• Directions: From the listing below, count the lines where the string "ServerStorage" occurs. Give the number, with no other words.

Data records:

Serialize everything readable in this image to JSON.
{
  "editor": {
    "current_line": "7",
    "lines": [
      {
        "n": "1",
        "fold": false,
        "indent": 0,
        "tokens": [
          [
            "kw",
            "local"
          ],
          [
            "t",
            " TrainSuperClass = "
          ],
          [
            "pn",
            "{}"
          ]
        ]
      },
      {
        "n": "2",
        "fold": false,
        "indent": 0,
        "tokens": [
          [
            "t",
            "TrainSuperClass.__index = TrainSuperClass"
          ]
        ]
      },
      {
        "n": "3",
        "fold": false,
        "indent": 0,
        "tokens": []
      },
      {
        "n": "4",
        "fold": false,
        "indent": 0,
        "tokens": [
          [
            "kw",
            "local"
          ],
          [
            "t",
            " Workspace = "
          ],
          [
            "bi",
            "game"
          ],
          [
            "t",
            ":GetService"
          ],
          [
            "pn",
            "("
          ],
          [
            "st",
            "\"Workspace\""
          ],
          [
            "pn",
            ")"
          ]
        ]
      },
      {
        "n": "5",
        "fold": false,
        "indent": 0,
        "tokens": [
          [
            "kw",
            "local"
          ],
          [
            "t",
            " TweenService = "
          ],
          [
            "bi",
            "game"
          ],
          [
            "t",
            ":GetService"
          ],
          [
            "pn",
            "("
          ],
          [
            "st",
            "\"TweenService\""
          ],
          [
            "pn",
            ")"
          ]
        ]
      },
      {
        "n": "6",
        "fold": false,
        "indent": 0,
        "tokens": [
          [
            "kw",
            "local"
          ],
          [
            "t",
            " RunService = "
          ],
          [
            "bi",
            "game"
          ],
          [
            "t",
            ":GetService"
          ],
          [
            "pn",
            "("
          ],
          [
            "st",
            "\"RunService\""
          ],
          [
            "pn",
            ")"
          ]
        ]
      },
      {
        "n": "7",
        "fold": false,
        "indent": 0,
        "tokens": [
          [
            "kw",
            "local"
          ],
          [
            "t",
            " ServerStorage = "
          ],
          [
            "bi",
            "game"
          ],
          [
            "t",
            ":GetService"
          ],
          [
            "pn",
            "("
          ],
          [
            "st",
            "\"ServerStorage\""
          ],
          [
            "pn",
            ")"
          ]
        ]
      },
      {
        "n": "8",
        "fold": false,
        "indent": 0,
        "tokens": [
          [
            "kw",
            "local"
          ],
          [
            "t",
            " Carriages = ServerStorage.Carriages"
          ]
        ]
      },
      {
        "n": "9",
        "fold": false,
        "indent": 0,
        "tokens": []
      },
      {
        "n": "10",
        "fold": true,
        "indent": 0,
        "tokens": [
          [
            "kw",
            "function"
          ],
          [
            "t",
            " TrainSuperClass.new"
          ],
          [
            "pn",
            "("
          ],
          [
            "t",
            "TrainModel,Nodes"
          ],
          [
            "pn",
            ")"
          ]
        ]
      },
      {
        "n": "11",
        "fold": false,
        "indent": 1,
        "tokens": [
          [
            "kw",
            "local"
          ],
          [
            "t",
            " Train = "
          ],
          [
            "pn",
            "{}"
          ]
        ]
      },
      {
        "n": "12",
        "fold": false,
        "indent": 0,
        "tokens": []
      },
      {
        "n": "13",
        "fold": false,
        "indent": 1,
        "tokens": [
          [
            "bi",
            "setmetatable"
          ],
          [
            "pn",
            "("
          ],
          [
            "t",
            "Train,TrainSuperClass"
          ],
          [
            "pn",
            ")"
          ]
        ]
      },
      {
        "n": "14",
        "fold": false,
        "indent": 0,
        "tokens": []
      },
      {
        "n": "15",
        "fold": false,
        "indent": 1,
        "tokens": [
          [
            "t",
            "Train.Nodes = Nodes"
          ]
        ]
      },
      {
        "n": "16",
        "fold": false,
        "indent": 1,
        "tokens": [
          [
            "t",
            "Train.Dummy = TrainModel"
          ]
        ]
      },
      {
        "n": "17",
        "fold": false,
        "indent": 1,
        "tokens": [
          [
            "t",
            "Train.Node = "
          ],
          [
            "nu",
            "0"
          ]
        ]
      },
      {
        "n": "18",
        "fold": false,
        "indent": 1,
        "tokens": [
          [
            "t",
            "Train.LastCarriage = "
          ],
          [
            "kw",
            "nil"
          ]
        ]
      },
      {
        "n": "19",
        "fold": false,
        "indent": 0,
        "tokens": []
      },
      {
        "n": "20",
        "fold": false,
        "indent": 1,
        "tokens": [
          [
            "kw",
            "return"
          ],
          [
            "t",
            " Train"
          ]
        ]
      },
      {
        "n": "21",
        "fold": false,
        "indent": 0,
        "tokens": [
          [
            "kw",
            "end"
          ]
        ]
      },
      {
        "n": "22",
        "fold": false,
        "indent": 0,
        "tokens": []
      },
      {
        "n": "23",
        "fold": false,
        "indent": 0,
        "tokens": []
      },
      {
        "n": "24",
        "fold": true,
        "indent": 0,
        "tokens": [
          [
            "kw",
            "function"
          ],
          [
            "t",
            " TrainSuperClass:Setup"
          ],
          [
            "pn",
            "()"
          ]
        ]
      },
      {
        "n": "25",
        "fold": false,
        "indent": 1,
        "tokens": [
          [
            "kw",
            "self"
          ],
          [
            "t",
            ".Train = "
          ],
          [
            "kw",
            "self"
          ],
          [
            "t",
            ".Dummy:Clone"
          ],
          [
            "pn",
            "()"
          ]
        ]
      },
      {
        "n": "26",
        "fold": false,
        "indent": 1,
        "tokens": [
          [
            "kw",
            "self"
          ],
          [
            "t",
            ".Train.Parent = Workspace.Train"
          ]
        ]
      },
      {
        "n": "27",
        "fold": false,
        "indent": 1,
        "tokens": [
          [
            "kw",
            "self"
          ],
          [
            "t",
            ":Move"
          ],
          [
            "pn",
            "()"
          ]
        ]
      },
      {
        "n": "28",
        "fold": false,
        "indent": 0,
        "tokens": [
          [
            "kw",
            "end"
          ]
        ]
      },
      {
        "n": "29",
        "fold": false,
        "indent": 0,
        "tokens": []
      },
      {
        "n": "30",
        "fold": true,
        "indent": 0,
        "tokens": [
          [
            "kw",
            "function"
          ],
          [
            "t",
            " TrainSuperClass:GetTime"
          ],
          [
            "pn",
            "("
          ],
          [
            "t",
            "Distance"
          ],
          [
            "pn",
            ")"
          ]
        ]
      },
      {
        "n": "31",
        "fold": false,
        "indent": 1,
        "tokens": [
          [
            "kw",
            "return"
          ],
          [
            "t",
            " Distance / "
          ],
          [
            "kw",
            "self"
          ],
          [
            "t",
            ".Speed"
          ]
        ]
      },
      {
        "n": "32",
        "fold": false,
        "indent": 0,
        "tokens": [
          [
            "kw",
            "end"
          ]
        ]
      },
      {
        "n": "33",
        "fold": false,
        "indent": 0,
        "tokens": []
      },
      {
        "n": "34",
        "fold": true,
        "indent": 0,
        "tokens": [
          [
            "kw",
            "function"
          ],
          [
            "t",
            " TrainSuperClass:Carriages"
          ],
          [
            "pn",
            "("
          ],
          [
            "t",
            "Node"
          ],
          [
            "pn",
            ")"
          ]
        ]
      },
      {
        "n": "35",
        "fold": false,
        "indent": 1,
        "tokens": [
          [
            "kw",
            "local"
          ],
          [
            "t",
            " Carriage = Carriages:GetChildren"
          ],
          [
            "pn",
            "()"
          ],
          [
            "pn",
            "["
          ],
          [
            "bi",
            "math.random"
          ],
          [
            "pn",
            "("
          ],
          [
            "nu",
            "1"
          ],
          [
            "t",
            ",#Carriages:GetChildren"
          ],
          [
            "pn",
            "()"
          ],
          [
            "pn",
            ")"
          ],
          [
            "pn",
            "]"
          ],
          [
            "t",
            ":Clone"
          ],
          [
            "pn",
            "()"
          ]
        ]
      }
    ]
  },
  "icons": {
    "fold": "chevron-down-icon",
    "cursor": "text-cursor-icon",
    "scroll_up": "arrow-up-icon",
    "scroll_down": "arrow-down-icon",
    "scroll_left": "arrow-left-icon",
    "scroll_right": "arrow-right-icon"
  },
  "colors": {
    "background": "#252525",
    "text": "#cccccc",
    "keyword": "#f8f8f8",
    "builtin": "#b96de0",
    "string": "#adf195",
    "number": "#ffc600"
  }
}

• Reply: 3